[TASK DIRECTIONS]
Copy out the data below verbatim.

[MATERIAL FOR THE TASK]
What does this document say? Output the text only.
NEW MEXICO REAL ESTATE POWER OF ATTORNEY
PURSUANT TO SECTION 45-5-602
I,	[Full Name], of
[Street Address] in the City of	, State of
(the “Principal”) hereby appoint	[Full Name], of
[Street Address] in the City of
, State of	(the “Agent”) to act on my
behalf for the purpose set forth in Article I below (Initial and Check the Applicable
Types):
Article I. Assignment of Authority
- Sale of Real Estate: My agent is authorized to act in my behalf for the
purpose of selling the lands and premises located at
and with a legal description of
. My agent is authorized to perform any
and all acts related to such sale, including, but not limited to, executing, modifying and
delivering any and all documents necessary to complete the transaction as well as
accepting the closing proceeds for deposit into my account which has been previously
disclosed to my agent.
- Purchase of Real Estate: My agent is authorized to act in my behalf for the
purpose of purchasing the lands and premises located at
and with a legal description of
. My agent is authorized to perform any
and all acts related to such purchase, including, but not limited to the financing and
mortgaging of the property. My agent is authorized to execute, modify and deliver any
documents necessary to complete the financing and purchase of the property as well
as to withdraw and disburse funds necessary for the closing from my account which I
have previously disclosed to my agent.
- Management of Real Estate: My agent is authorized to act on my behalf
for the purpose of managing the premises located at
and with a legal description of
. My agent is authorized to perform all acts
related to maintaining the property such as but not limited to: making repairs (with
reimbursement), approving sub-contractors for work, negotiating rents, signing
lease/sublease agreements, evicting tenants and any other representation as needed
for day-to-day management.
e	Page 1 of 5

[OUTPUT OF THE EXERCISE]
What does this document say? Output the text only.
NEW MEXICO REAL ESTATE POWER OF ATTORNEY
PURSUANT TO SECTION 45-5-602
I,	[Full Name], of
[Street Address] in the City of	, State of
(the “Principal”) hereby appoint	[Full Name], of
[Street Address] in the City of
, State of	(the “Agent”) to act on my
behalf for the purpose set forth in Article I below (Initial and Check the Applicable
Types):
Article I. Assignment of Authority
- Sale of Real Estate: My agent is authorized to act in my behalf for the
purpose of selling the lands and premises located at
and with a legal description of
. My agent is authorized to perform any
and all acts related to such sale, including, but not limited to, executing, modifying and
delivering any and all documents necessary to complete the transaction as well as
accepting the closing proceeds for deposit into my account which has been previously
disclosed to my agent.
- Purchase of Real Estate: My agent is authorized to act in my behalf for the
purpose of purchasing the lands and premises located at
and with a legal description of
. My agent is authorized to perform any
and all acts related to such purchase, including, but not limited to the financing and
mortgaging of the property. My agent is authorized to execute, modify and deliver any
documents necessary to complete the financing and purchase of the property as well
as to withdraw and disburse funds necessary for the closing from my account which I
have previously disclosed to my agent.
- Management of Real Estate: My agent is authorized to act on my behalf
for the purpose of managing the premises located at
and with a legal description of
. My agent is authorized to perform all acts
related to maintaining the property such as but not limited to: making repairs (with
reimbursement), approving sub-contractors for work, negotiating rents, signing
lease/sublease agreements, evicting tenants and any other representation as needed
for day-to-day management.
e	Page 1 of 5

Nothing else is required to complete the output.